Output all lines exactly, with nothing added or dropped.

=== Dataset records ===

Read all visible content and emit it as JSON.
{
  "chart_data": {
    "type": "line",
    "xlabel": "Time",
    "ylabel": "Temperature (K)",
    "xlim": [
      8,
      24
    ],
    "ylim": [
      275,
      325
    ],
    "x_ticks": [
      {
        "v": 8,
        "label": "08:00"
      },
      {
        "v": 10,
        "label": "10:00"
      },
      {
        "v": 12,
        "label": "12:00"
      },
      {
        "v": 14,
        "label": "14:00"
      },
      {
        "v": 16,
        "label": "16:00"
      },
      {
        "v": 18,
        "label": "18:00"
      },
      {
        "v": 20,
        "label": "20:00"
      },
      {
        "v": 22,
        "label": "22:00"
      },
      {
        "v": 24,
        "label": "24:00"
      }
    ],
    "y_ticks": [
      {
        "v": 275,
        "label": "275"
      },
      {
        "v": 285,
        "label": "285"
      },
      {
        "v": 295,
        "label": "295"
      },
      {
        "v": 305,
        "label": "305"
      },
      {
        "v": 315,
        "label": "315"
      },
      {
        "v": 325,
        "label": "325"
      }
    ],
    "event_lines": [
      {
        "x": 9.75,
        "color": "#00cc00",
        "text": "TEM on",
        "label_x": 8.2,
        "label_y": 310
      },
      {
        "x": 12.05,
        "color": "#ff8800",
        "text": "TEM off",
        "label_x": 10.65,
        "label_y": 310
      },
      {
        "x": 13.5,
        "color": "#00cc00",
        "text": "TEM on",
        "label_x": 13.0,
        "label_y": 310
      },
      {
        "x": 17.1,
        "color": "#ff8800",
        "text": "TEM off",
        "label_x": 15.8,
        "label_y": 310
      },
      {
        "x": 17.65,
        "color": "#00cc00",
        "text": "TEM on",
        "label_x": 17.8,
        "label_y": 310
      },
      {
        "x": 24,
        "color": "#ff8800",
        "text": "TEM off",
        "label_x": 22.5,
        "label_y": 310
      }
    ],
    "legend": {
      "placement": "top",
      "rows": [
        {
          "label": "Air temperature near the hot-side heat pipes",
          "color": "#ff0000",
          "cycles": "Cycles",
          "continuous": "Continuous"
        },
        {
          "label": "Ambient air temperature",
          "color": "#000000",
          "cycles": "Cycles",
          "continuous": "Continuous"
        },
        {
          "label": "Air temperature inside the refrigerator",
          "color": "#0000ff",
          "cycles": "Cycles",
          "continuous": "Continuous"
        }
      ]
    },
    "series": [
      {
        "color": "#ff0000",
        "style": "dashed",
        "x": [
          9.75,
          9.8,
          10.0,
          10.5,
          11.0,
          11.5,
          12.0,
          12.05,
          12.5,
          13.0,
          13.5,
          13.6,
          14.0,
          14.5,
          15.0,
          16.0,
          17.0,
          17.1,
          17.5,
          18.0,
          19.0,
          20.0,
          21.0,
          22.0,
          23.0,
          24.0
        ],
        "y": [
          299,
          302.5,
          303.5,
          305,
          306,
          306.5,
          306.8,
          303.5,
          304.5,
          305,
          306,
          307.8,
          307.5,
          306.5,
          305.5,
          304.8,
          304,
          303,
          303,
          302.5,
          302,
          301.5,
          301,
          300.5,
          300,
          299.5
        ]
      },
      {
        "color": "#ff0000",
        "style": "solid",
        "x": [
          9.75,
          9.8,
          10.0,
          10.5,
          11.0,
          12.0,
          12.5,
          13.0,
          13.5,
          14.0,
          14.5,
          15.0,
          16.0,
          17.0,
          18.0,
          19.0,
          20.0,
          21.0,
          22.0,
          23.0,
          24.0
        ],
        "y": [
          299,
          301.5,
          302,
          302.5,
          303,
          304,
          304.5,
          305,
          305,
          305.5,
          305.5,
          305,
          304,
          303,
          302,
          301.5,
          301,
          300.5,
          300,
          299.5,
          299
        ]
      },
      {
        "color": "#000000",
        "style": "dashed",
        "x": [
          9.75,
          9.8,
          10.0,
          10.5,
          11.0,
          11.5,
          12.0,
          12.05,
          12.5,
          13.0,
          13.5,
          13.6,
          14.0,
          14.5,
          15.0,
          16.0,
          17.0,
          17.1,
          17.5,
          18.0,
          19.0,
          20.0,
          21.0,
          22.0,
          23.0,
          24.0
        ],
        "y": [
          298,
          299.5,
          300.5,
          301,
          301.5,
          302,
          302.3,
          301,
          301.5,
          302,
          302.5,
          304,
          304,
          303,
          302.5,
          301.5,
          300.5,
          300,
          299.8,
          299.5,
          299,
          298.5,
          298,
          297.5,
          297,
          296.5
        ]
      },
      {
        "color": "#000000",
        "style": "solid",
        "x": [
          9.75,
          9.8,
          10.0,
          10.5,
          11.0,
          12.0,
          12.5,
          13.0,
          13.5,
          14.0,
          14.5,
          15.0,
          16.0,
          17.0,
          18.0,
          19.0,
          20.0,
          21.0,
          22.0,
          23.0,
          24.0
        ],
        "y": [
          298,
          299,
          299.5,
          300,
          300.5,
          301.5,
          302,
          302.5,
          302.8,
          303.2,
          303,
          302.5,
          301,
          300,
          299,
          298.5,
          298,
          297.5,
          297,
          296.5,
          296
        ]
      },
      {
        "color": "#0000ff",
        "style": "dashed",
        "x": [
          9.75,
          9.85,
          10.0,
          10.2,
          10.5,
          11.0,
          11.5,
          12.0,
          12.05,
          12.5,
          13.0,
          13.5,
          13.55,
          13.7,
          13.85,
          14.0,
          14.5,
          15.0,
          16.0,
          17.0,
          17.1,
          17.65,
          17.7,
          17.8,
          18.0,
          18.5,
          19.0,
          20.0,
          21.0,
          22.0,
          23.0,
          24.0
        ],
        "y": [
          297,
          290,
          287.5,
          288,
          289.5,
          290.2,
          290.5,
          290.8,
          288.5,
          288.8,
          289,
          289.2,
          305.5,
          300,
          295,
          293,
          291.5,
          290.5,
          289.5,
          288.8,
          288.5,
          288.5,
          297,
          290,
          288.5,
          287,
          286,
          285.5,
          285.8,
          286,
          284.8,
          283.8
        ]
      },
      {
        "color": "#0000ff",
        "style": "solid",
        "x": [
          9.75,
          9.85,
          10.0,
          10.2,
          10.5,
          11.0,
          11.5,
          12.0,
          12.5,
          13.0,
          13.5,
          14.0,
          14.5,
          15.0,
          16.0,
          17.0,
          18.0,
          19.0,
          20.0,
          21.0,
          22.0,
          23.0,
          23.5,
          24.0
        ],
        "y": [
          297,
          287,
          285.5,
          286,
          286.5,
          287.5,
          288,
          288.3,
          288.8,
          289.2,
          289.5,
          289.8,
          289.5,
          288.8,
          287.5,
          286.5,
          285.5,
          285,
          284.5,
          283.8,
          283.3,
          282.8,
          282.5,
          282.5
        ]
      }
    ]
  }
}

===

Solution for this exercise –
Read all visible content and emit it as JSON.
{
  "chart_data": {
    "type": "line",
    "xlabel": "Time",
    "ylabel": "Temperature (K)",
    "xlim": [
      8,
      24
    ],
    "ylim": [
      275,
      325
    ],
    "x_ticks": [
      {
        "v": 8,
        "label": "08:00"
      },
      {
        "v": 10,
        "label": "10:00"
      },
      {
        "v": 12,
        "label": "12:00"
      },
      {
        "v": 14,
        "label": "14:00"
      },
      {
        "v": 16,
        "label": "16:00"
      },
      {
        "v": 18,
        "label": "18:00"
      },
      {
        "v": 20,
        "label": "20:00"
      },
      {
        "v": 22,
        "label": "22:00"
      },
      {
        "v": 24,
        "label": "24:00"
      }
    ],
    "y_ticks": [
      {
        "v": 275,
        "label": "275"
      },
      {
        "v": 285,
        "label": "285"
      },
      {
        "v": 295,
        "label": "295"
      },
      {
        "v": 305,
        "label": "305"
      },
      {
        "v": 315,
        "label": "315"
      },
      {
        "v": 325,
        "label": "325"
      }
    ],
    "event_lines": [
      {
        "x": 9.75,
        "color": "#00cc00",
        "text": "TEM on",
        "label_x": 8.2,
        "label_y": 310
      },
      {
        "x": 12.05,
        "color": "#ff8800",
        "text": "TEM off",
        "label_x": 10.65,
        "label_y": 310
      },
      {
        "x": 13.5,
        "color": "#00cc00",
        "text": "TEM on",
        "label_x": 13.0,
        "label_y": 310
      },
      {
        "x": 17.1,
        "color": "#ff8800",
        "text": "TEM off",
        "label_x": 15.8,
        "label_y": 310
      },
      {
        "x": 17.65,
        "color": "#00cc00",
        "text": "TEM on",
        "label_x": 17.8,
        "label_y": 310
      },
      {
        "x": 24,
        "color": "#ff8800",
        "text": "TEM off",
        "label_x": 22.5,
        "label_y": 310
      }
    ],
    "legend": {
      "placement": "top",
      "rows": [
        {
          "label": "Air temperature near the hot-side heat pipes",
          "color": "#ff0000",
          "cycles": "Cycles",
          "continuous": "Continuous"
        },
        {
          "label": "Ambient air temperature",
          "color": "#000000",
          "cycles": "Cycles",
          "continuous": "Continuous"
        },
        {
          "label": "Air temperature inside the refrigerator",
          "color": "#0000ff",
          "cycles": "Cycles",
          "continuous": "Continuous"
        }
      ]
    },
    "series": [
      {
        "color": "#ff0000",
        "style": "dashed",
        "x": [
          9.75,
          9.8,
          10.0,
          10.5,
          11.0,
          11.5,
          12.0,
          12.05,
          12.5,
          13.0,
          13.5,
          13.6,
          14.0,
          14.5,
          15.0,
          16.0,
          17.0,
          17.1,
          17.5,
          18.0,
          19.0,
          20.0,
          21.0,
          22.0,
          23.0,
          24.0
        ],
        "y": [
          299,
          302.5,
          303.5,
          305,
          306,
          306.5,
          306.8,
          303.5,
          304.5,
          305,
          306,
          307.8,
          307.5,
          306.5,
          305.5,
          304.8,
          304,
          303,
          303,
          302.5,
          302,
          301.5,
          301,
          300.5,
          300,
          299.5
        ]
      },
      {
        "color": "#ff0000",
        "style": "solid",
        "x": [
          9.75,
          9.8,
          10.0,
          10.5,
          11.0,
          12.0,
          12.5,
          13.0,
          13.5,
          14.0,
          14.5,
          15.0,
          16.0,
          17.0,
          18.0,
          19.0,
          20.0,
          21.0,
          22.0,
          23.0,
          24.0
        ],
        "y": [
          299,
          301.5,
          302,
          302.5,
          303,
          304,
          304.5,
          305,
          305,
          305.5,
          305.5,
          305,
          304,
          303,
          302,
          301.5,
          301,
          300.5,
          300,
          299.5,
          299
        ]
      },
      {
        "color": "#000000",
        "style": "dashed",
        "x": [
          9.75,
          9.8,
          10.0,
          10.5,
          11.0,
          11.5,
          12.0,
          12.05,
          12.5,
          13.0,
          13.5,
          13.6,
          14.0,
          14.5,
          15.0,
          16.0,
          17.0,
          17.1,
          17.5,
          18.0,
          19.0,
          20.0,
          21.0,
          22.0,
          23.0,
          24.0
        ],
        "y": [
          298,
          299.5,
          300.5,
          301,
          301.5,
          302,
          302.3,
          301,
          301.5,
          302,
          302.5,
          304,
          304,
          303,
          302.5,
          301.5,
          300.5,
          300,
          299.8,
          299.5,
          299,
          298.5,
          298,
          297.5,
          297,
          296.5
        ]
      },
      {
        "color": "#000000",
        "style": "solid",
        "x": [
          9.75,
          9.8,
          10.0,
          10.5,
          11.0,
          12.0,
          12.5,
          13.0,
          13.5,
          14.0,
          14.5,
          15.0,
          16.0,
          17.0,
          18.0,
          19.0,
          20.0,
          21.0,
          22.0,
          23.0,
          24.0
        ],
        "y": [
          298,
          299,
          299.5,
          300,
          300.5,
          301.5,
          302,
          302.5,
          302.8,
          303.2,
          303,
          302.5,
          301,
          300,
          299,
          298.5,
          298,
          297.5,
          297,
          296.5,
          296
        ]
      },
      {
        "color": "#0000ff",
        "style": "dashed",
        "x": [
          9.75,
          9.85,
          10.0,
          10.2,
          10.5,
          11.0,
          11.5,
          12.0,
          12.05,
          12.5,
          13.0,
          13.5,
          13.55,
          13.7,
          13.85,
          14.0,
          14.5,
          15.0,
          16.0,
          17.0,
          17.1,
          17.65,
          17.7,
          17.8,
          18.0,
          18.5,
          19.0,
          20.0,
          21.0,
          22.0,
          23.0,
          24.0
        ],
        "y": [
          297,
          290,
          287.5,
          288,
          289.5,
          290.2,
          290.5,
          290.8,
          288.5,
          288.8,
          289,
          289.2,
          305.5,
          300,
          295,
          293,
          291.5,
          290.5,
          289.5,
          288.8,
          288.5,
          288.5,
          297,
          290,
          288.5,
          287,
          286,
          285.5,
          285.8,
          286,
          284.8,
          283.8
        ]
      },
      {
        "color": "#0000ff",
        "style": "solid",
        "x": [
          9.75,
          9.85,
          10.0,
          10.2,
          10.5,
          11.0,
          11.5,
          12.0,
          12.5,
          13.0,
          13.5,
          14.0,
          14.5,
          15.0,
          16.0,
          17.0,
          18.0,
          19.0,
          20.0,
          21.0,
          22.0,
          23.0,
          23.5,
          24.0
        ],
        "y": [
          297,
          287,
          285.5,
          286,
          286.5,
          287.5,
          288,
          288.3,
          288.8,
          289.2,
          289.5,
          289.8,
          289.5,
          288.8,
          287.5,
          286.5,
          285.5,
          285,
          284.5,
          283.8,
          283.3,
          282.8,
          282.5,
          282.5
        ]
      }
    ]
  }
}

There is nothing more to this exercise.